_The request_:
Out of the lines below, please list those that hold the string "White".

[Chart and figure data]
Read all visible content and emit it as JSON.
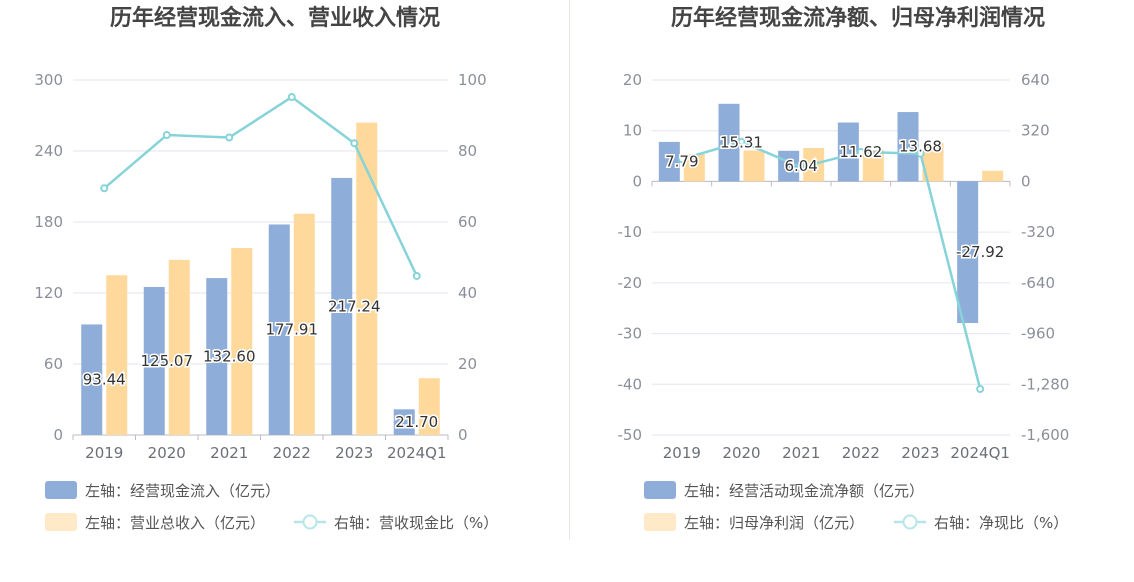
{
  "chart_data": [
    {
      "type": "bar",
      "title": "历年经营现金流入、营业收入情况",
      "categories": [
        "2019",
        "2020",
        "2021",
        "2022",
        "2023",
        "2024Q1"
      ],
      "y_left": {
        "ylim": [
          0,
          300
        ],
        "ticks": [
          0,
          60,
          120,
          180,
          240,
          300
        ]
      },
      "y_right": {
        "ylim": [
          0,
          100
        ],
        "ticks": [
          0,
          20,
          40,
          60,
          80,
          100
        ]
      },
      "series": [
        {
          "name": "左轴：经营现金流入（亿元）",
          "kind": "bar",
          "axis": "left",
          "color": "#8eadd9",
          "values": [
            93.44,
            125.07,
            132.6,
            177.91,
            217.24,
            21.7
          ],
          "labels": [
            "93.44",
            "125.07",
            "132.60",
            "177.91",
            "217.24",
            "21.70"
          ]
        },
        {
          "name": "左轴：营业总收入（亿元）",
          "kind": "bar",
          "axis": "left",
          "color": "#ffd99c",
          "values": [
            135,
            148,
            158,
            187,
            264,
            48
          ]
        },
        {
          "name": "右轴：营收现金比（%）",
          "kind": "line",
          "axis": "right",
          "color": "#86d3d8",
          "values": [
            69.5,
            84.5,
            83.8,
            95.2,
            82.2,
            44.8
          ]
        }
      ],
      "grid": true,
      "legend": "bottom-left"
    },
    {
      "type": "bar",
      "title": "历年经营现金流净额、归母净利润情况",
      "categories": [
        "2019",
        "2020",
        "2021",
        "2022",
        "2023",
        "2024Q1"
      ],
      "y_left": {
        "ylim": [
          -50,
          20
        ],
        "ticks": [
          -50,
          -40,
          -30,
          -20,
          -10,
          0,
          10,
          20
        ]
      },
      "y_right": {
        "ylim": [
          -1600,
          640
        ],
        "ticks": [
          -1600,
          -1280,
          -960,
          -640,
          -320,
          0,
          320,
          640
        ],
        "tick_labels": [
          "-1,600",
          "-1,280",
          "-960",
          "-640",
          "-320",
          "0",
          "320",
          "640"
        ]
      },
      "series": [
        {
          "name": "左轴：经营活动现金流净额（亿元）",
          "kind": "bar",
          "axis": "left",
          "color": "#8eadd9",
          "values": [
            7.79,
            15.31,
            6.04,
            11.62,
            13.68,
            -27.92
          ],
          "labels": [
            "7.79",
            "15.31",
            "6.04",
            "11.62",
            "13.68",
            "-27.92"
          ]
        },
        {
          "name": "左轴：归母净利润（亿元）",
          "kind": "bar",
          "axis": "left",
          "color": "#ffd99c",
          "values": [
            5.4,
            6.1,
            6.6,
            6.2,
            7.6,
            2.1
          ]
        },
        {
          "name": "右轴：净现比（%）",
          "kind": "line",
          "axis": "right",
          "color": "#86d3d8",
          "values": [
            141,
            250,
            90,
            186,
            175,
            -1310
          ]
        }
      ],
      "grid": true,
      "legend": "bottom-left"
    }
  ]
}
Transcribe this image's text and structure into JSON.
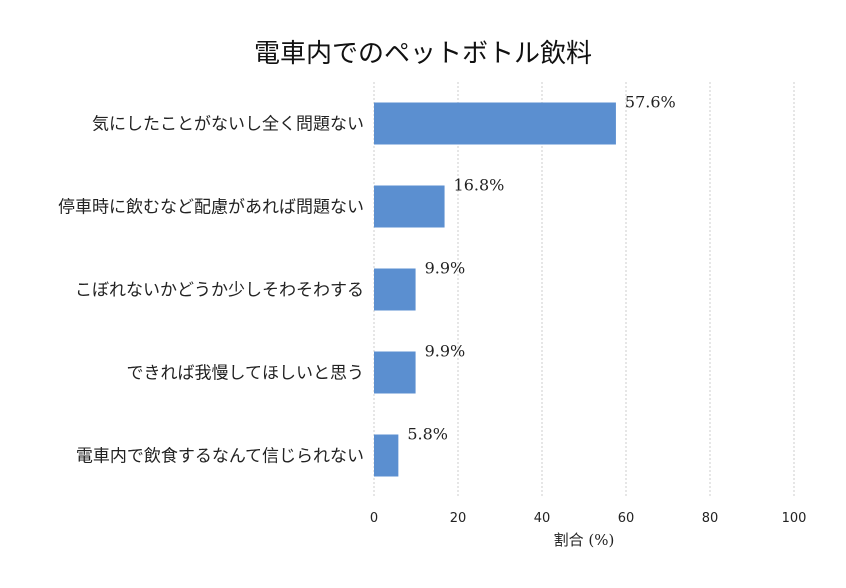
{
  "chart_data": {
    "type": "bar",
    "orientation": "horizontal",
    "title": "電車内でのペットボトル飲料",
    "xlabel": "割合 (%)",
    "ylabel": "",
    "xlim": [
      0,
      100
    ],
    "xticks": [
      0,
      20,
      40,
      60,
      80,
      100
    ],
    "grid": "vertical dashed",
    "bar_color": "#5b8fd0",
    "categories": [
      "気にしたことがないし全く問題ない",
      "停車時に飲むなど配慮があれば問題ない",
      "こぼれないかどうか少しそわそわする",
      "できれば我慢してほしいと思う",
      "電車内で飲食するなんて信じられない"
    ],
    "values": [
      57.6,
      16.8,
      9.9,
      9.9,
      5.8
    ],
    "value_labels": [
      "57.6%",
      "16.8%",
      "9.9%",
      "9.9%",
      "5.8%"
    ]
  }
}
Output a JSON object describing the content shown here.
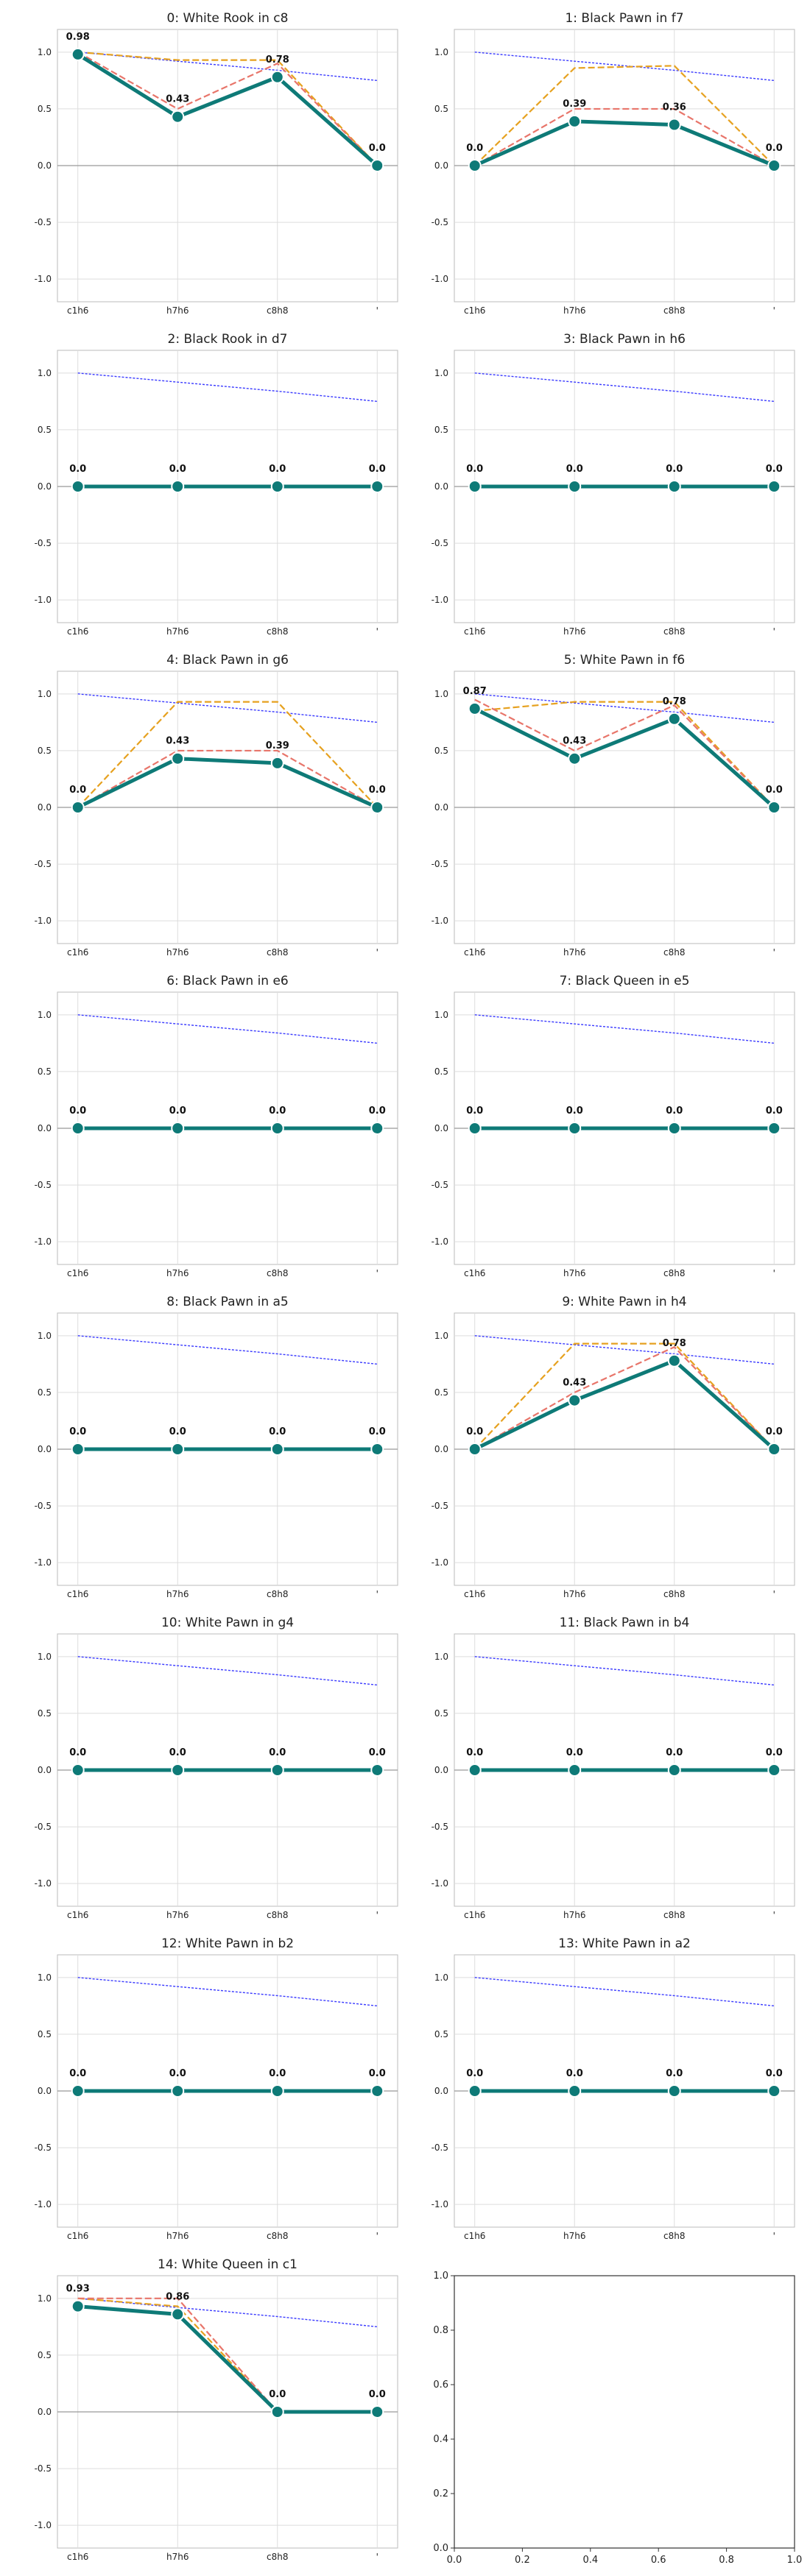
{
  "figure": {
    "x_ticks": [
      "c1h6",
      "h7h6",
      "c8h8",
      "'"
    ],
    "y_ticks": [
      "1.0",
      "0.5",
      "0.0",
      "-0.5",
      "-1.0"
    ],
    "blank_ticks_x": [
      "0.0",
      "0.2",
      "0.4",
      "0.6",
      "0.8",
      "1.0"
    ],
    "blank_ticks_y": [
      "0.0",
      "0.2",
      "0.4",
      "0.6",
      "0.8",
      "1.0"
    ],
    "colors": {
      "main": "#0e7a77",
      "dashed_red": "#e8756a",
      "dashed_orange": "#e6a11f",
      "reference_blue": "#3b3bff",
      "zero_line": "#999999",
      "grid": "#dddddd",
      "frame": "#bbbbbb"
    }
  },
  "chart_data": [
    {
      "type": "line",
      "title": "0: White Rook in c8",
      "x": [
        "c1h6",
        "h7h6",
        "c8h8",
        "'"
      ],
      "ylim": [
        -1.2,
        1.2
      ],
      "series": [
        {
          "values": [
            0.98,
            0.43,
            0.78,
            0.0
          ]
        },
        {
          "values": [
            1.0,
            0.5,
            0.9,
            0.0
          ]
        },
        {
          "values": [
            1.0,
            0.93,
            0.93,
            0.0
          ]
        },
        {
          "values": [
            1.0,
            0.92,
            0.84,
            0.75
          ]
        }
      ],
      "labels": [
        "0.98",
        "0.43",
        "0.78",
        "0.0"
      ]
    },
    {
      "type": "line",
      "title": "1: Black Pawn in f7",
      "x": [
        "c1h6",
        "h7h6",
        "c8h8",
        "'"
      ],
      "ylim": [
        -1.2,
        1.2
      ],
      "series": [
        {
          "values": [
            0.0,
            0.39,
            0.36,
            0.0
          ]
        },
        {
          "values": [
            0.0,
            0.5,
            0.5,
            0.0
          ]
        },
        {
          "values": [
            0.0,
            0.86,
            0.88,
            0.0
          ]
        },
        {
          "values": [
            1.0,
            0.92,
            0.84,
            0.75
          ]
        }
      ],
      "labels": [
        "0.0",
        "0.39",
        "0.36",
        "0.0"
      ]
    },
    {
      "type": "line",
      "title": "2: Black Rook in d7",
      "x": [
        "c1h6",
        "h7h6",
        "c8h8",
        "'"
      ],
      "ylim": [
        -1.2,
        1.2
      ],
      "series": [
        {
          "values": [
            0.0,
            0.0,
            0.0,
            0.0
          ]
        },
        {
          "values": [
            0.0,
            0.0,
            0.0,
            0.0
          ]
        },
        {
          "values": [
            0.0,
            0.0,
            0.0,
            0.0
          ]
        },
        {
          "values": [
            1.0,
            0.92,
            0.84,
            0.75
          ]
        }
      ],
      "labels": [
        "0.0",
        "0.0",
        "0.0",
        "0.0"
      ]
    },
    {
      "type": "line",
      "title": "3: Black Pawn in h6",
      "x": [
        "c1h6",
        "h7h6",
        "c8h8",
        "'"
      ],
      "ylim": [
        -1.2,
        1.2
      ],
      "series": [
        {
          "values": [
            0.0,
            0.0,
            0.0,
            0.0
          ]
        },
        {
          "values": [
            0.0,
            0.0,
            0.0,
            0.0
          ]
        },
        {
          "values": [
            0.0,
            0.0,
            0.0,
            0.0
          ]
        },
        {
          "values": [
            1.0,
            0.92,
            0.84,
            0.75
          ]
        }
      ],
      "labels": [
        "0.0",
        "0.0",
        "0.0",
        "0.0"
      ]
    },
    {
      "type": "line",
      "title": "4: Black Pawn in g6",
      "x": [
        "c1h6",
        "h7h6",
        "c8h8",
        "'"
      ],
      "ylim": [
        -1.2,
        1.2
      ],
      "series": [
        {
          "values": [
            0.0,
            0.43,
            0.39,
            0.0
          ]
        },
        {
          "values": [
            0.0,
            0.5,
            0.5,
            0.0
          ]
        },
        {
          "values": [
            0.0,
            0.93,
            0.93,
            0.0
          ]
        },
        {
          "values": [
            1.0,
            0.92,
            0.84,
            0.75
          ]
        }
      ],
      "labels": [
        "0.0",
        "0.43",
        "0.39",
        "0.0"
      ]
    },
    {
      "type": "line",
      "title": "5: White Pawn in f6",
      "x": [
        "c1h6",
        "h7h6",
        "c8h8",
        "'"
      ],
      "ylim": [
        -1.2,
        1.2
      ],
      "series": [
        {
          "values": [
            0.87,
            0.43,
            0.78,
            0.0
          ]
        },
        {
          "values": [
            0.95,
            0.5,
            0.9,
            0.0
          ]
        },
        {
          "values": [
            0.85,
            0.93,
            0.93,
            0.0
          ]
        },
        {
          "values": [
            1.0,
            0.92,
            0.84,
            0.75
          ]
        }
      ],
      "labels": [
        "0.87",
        "0.43",
        "0.78",
        "0.0"
      ]
    },
    {
      "type": "line",
      "title": "6: Black Pawn in e6",
      "x": [
        "c1h6",
        "h7h6",
        "c8h8",
        "'"
      ],
      "ylim": [
        -1.2,
        1.2
      ],
      "series": [
        {
          "values": [
            0.0,
            0.0,
            0.0,
            0.0
          ]
        },
        {
          "values": [
            0.0,
            0.0,
            0.0,
            0.0
          ]
        },
        {
          "values": [
            0.0,
            0.0,
            0.0,
            0.0
          ]
        },
        {
          "values": [
            1.0,
            0.92,
            0.84,
            0.75
          ]
        }
      ],
      "labels": [
        "0.0",
        "0.0",
        "0.0",
        "0.0"
      ]
    },
    {
      "type": "line",
      "title": "7: Black Queen in e5",
      "x": [
        "c1h6",
        "h7h6",
        "c8h8",
        "'"
      ],
      "ylim": [
        -1.2,
        1.2
      ],
      "series": [
        {
          "values": [
            0.0,
            0.0,
            0.0,
            0.0
          ]
        },
        {
          "values": [
            0.0,
            0.0,
            0.0,
            0.0
          ]
        },
        {
          "values": [
            0.0,
            0.0,
            0.0,
            0.0
          ]
        },
        {
          "values": [
            1.0,
            0.92,
            0.84,
            0.75
          ]
        }
      ],
      "labels": [
        "0.0",
        "0.0",
        "0.0",
        "0.0"
      ]
    },
    {
      "type": "line",
      "title": "8: Black Pawn in a5",
      "x": [
        "c1h6",
        "h7h6",
        "c8h8",
        "'"
      ],
      "ylim": [
        -1.2,
        1.2
      ],
      "series": [
        {
          "values": [
            0.0,
            0.0,
            0.0,
            0.0
          ]
        },
        {
          "values": [
            0.0,
            0.0,
            0.0,
            0.0
          ]
        },
        {
          "values": [
            0.0,
            0.0,
            0.0,
            0.0
          ]
        },
        {
          "values": [
            1.0,
            0.92,
            0.84,
            0.75
          ]
        }
      ],
      "labels": [
        "0.0",
        "0.0",
        "0.0",
        "0.0"
      ]
    },
    {
      "type": "line",
      "title": "9: White Pawn in h4",
      "x": [
        "c1h6",
        "h7h6",
        "c8h8",
        "'"
      ],
      "ylim": [
        -1.2,
        1.2
      ],
      "series": [
        {
          "values": [
            0.0,
            0.43,
            0.78,
            0.0
          ]
        },
        {
          "values": [
            0.0,
            0.5,
            0.9,
            0.0
          ]
        },
        {
          "values": [
            0.0,
            0.93,
            0.93,
            0.0
          ]
        },
        {
          "values": [
            1.0,
            0.92,
            0.84,
            0.75
          ]
        }
      ],
      "labels": [
        "0.0",
        "0.43",
        "0.78",
        "0.0"
      ]
    },
    {
      "type": "line",
      "title": "10: White Pawn in g4",
      "x": [
        "c1h6",
        "h7h6",
        "c8h8",
        "'"
      ],
      "ylim": [
        -1.2,
        1.2
      ],
      "series": [
        {
          "values": [
            0.0,
            0.0,
            0.0,
            0.0
          ]
        },
        {
          "values": [
            0.0,
            0.0,
            0.0,
            0.0
          ]
        },
        {
          "values": [
            0.0,
            0.0,
            0.0,
            0.0
          ]
        },
        {
          "values": [
            1.0,
            0.92,
            0.84,
            0.75
          ]
        }
      ],
      "labels": [
        "0.0",
        "0.0",
        "0.0",
        "0.0"
      ]
    },
    {
      "type": "line",
      "title": "11: Black Pawn in b4",
      "x": [
        "c1h6",
        "h7h6",
        "c8h8",
        "'"
      ],
      "ylim": [
        -1.2,
        1.2
      ],
      "series": [
        {
          "values": [
            0.0,
            0.0,
            0.0,
            0.0
          ]
        },
        {
          "values": [
            0.0,
            0.0,
            0.0,
            0.0
          ]
        },
        {
          "values": [
            0.0,
            0.0,
            0.0,
            0.0
          ]
        },
        {
          "values": [
            1.0,
            0.92,
            0.84,
            0.75
          ]
        }
      ],
      "labels": [
        "0.0",
        "0.0",
        "0.0",
        "0.0"
      ]
    },
    {
      "type": "line",
      "title": "12: White Pawn in b2",
      "x": [
        "c1h6",
        "h7h6",
        "c8h8",
        "'"
      ],
      "ylim": [
        -1.2,
        1.2
      ],
      "series": [
        {
          "values": [
            0.0,
            0.0,
            0.0,
            0.0
          ]
        },
        {
          "values": [
            0.0,
            0.0,
            0.0,
            0.0
          ]
        },
        {
          "values": [
            0.0,
            0.0,
            0.0,
            0.0
          ]
        },
        {
          "values": [
            1.0,
            0.92,
            0.84,
            0.75
          ]
        }
      ],
      "labels": [
        "0.0",
        "0.0",
        "0.0",
        "0.0"
      ]
    },
    {
      "type": "line",
      "title": "13: White Pawn in a2",
      "x": [
        "c1h6",
        "h7h6",
        "c8h8",
        "'"
      ],
      "ylim": [
        -1.2,
        1.2
      ],
      "series": [
        {
          "values": [
            0.0,
            0.0,
            0.0,
            0.0
          ]
        },
        {
          "values": [
            0.0,
            0.0,
            0.0,
            0.0
          ]
        },
        {
          "values": [
            0.0,
            0.0,
            0.0,
            0.0
          ]
        },
        {
          "values": [
            1.0,
            0.92,
            0.84,
            0.75
          ]
        }
      ],
      "labels": [
        "0.0",
        "0.0",
        "0.0",
        "0.0"
      ]
    },
    {
      "type": "line",
      "title": "14: White Queen in c1",
      "x": [
        "c1h6",
        "h7h6",
        "c8h8",
        "'"
      ],
      "ylim": [
        -1.2,
        1.2
      ],
      "series": [
        {
          "values": [
            0.93,
            0.86,
            0.0,
            0.0
          ]
        },
        {
          "values": [
            1.0,
            1.0,
            0.0,
            0.0
          ]
        },
        {
          "values": [
            1.0,
            0.93,
            0.0,
            0.0
          ]
        },
        {
          "values": [
            1.0,
            0.92,
            0.84,
            0.75
          ]
        }
      ],
      "labels": [
        "0.93",
        "0.86",
        "0.0",
        "0.0"
      ]
    },
    {
      "type": "blank",
      "title": "",
      "xlim": [
        0,
        1
      ],
      "ylim": [
        0,
        1
      ]
    }
  ]
}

_Written solution_:
      "title": "0: White Rook in c8",
      "title": "5: White Pawn in f6",
      "title": "9: White Pawn in h4",
      "title": "10: White Pawn in g4",
      "title": "12: White Pawn in b2",
      "title": "13: White Pawn in a2",
      "title": "14: White Queen in c1",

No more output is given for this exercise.